# Supplied passage
▬▬▬▬▬▬

For non-managers, this is the curse of "other tasks as necessary," though it's part of the larger problem of workplace imbalances of power and accountability.
Here's another link about fatigue that I think I included last week, but I'd like you to read it again from a museum-worker perspective. With institutions gearing up for "more normal" working hours, will disabled and other marginalized workers go back to being workplace afterthoughts, now that the abled majority have officially declared Zoom exhausting? Just something to think about, readers …
Now, on to curiosity and capitalism …
I recently subscribed to the Truthout newsletter and found this podcast transcript on why work isn't fulfilling … could it be the capitalist extraction of value? (It's an important counter to the articles on finding purpose in your work—or, as a leader, helping your workers find purpose, lest they leave.)
Beyond capitalism's well-known gendering of free household labor, there's a racial aspect to capitalism, described in this Harvard Business Review article on how oppressed communities practiced a more humane form for their own opportunity and safety. (Working classes often get left to scrounge for their own capitalist scraps while the rich get state socialism.)
Capitalism is also a driver of environmental degradation. The growing staff-led linkages of museums and the climate catastrophe, described here in this article from Medium, will inevitably have an anticapitalist tinge, as they should.

▬▬▬▬▬▬

# Apply what you read
a. Answer these questions from the passage on work and capitalism:
(i) Which newsletter did the writer recently subscribe to?
(ii) What has the abled majority officially declared?
(iii) Which publication ran the article on how oppressed communities practiced a more humane form of capitalism?
b. Repeat the passage on work and capitalism word for word, beginning at the words that have "For non-managers, this" and stopping after "lest they leave.)".
The listing has no connection to the passage on work and capitalism.

Document understanding data:
▬▬▬▬▬▬

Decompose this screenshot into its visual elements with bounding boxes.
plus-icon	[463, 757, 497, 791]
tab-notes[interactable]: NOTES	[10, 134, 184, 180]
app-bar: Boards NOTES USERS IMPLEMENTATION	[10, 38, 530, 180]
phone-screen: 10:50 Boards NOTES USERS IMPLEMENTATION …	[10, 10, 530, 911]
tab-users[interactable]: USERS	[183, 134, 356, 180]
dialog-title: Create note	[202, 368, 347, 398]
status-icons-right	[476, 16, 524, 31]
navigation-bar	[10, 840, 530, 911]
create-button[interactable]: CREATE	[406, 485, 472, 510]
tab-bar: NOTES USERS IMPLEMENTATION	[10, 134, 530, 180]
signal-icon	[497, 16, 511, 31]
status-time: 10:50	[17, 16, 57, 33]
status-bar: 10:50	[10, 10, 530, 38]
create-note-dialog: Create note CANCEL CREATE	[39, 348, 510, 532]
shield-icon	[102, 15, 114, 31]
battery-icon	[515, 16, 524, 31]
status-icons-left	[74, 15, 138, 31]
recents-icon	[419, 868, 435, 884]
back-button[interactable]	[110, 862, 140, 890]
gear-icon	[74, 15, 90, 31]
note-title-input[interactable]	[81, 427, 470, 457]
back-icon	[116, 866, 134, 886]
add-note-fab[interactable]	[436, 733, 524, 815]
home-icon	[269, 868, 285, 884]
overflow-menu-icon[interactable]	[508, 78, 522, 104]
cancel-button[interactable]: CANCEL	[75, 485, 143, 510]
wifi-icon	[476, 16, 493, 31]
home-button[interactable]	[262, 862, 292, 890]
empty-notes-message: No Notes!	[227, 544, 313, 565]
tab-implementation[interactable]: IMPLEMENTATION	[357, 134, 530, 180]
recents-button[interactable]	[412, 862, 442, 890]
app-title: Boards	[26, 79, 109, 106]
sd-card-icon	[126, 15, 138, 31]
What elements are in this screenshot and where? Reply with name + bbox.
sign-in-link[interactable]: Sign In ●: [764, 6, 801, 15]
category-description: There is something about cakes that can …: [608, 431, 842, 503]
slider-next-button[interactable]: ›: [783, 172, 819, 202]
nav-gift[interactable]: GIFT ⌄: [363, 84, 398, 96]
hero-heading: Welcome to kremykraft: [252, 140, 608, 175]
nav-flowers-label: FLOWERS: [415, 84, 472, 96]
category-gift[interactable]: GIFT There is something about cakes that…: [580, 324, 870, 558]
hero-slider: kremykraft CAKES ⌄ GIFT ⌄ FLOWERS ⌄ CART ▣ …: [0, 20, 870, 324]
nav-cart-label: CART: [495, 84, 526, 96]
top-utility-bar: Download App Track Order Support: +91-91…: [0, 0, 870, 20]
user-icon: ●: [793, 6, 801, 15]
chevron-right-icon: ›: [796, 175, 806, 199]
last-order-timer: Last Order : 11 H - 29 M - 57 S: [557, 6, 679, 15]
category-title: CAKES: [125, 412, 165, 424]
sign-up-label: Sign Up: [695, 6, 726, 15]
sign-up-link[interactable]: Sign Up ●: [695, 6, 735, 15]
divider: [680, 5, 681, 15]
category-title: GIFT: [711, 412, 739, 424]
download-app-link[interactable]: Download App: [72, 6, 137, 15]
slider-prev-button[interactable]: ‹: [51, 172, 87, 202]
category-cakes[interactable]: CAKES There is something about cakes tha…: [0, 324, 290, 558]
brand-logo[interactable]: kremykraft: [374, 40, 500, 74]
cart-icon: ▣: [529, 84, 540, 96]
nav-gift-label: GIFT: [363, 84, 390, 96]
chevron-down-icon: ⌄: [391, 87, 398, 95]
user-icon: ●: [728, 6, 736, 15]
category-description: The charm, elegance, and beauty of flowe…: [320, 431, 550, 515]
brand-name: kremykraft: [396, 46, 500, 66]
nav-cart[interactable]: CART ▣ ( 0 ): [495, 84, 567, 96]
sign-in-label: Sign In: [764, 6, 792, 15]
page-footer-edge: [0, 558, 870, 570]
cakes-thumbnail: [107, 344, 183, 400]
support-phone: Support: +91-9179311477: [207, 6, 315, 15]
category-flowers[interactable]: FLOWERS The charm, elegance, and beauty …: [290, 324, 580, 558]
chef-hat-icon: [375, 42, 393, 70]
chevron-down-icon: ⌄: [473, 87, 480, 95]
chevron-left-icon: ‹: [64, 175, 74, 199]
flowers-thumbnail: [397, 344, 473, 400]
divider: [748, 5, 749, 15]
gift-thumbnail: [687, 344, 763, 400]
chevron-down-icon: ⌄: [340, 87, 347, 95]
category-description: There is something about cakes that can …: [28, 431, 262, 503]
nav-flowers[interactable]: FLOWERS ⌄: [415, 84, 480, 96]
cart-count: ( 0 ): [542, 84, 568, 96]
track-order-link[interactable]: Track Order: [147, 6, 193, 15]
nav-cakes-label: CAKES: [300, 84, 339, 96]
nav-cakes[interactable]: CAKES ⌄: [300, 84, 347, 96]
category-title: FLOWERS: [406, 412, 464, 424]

▬▬▬▬▬▬

# Answers for this exercise
a.
(i) Truthout
(ii) That Zoom is exhausting
(iii) Harvard Business Review

b.
For non-managers, this is the curse of "other tasks as necessary," though it's part of the larger problem of workplace imbalances of power and accountability.
Here's another link about fatigue that I think I included last week, but I'd like you to read it again from a museum-worker perspective. With institutions gearing up for "more normal" working hours, will disabled and other marginalized workers go back to being workplace afterthoughts, now that the abled majority have officially declared Zoom exhausting? Just something to think about, readers …
Now, on to curiosity and capitalism …
I recently subscribed to the Truthout newsletter and found this podcast transcript on why work isn't fulfilling … could it be the capitalist extraction of value? (It's an important counter to the articles on finding purpose in your work—or, as a leader, helping your workers find purpose, lest they leave.)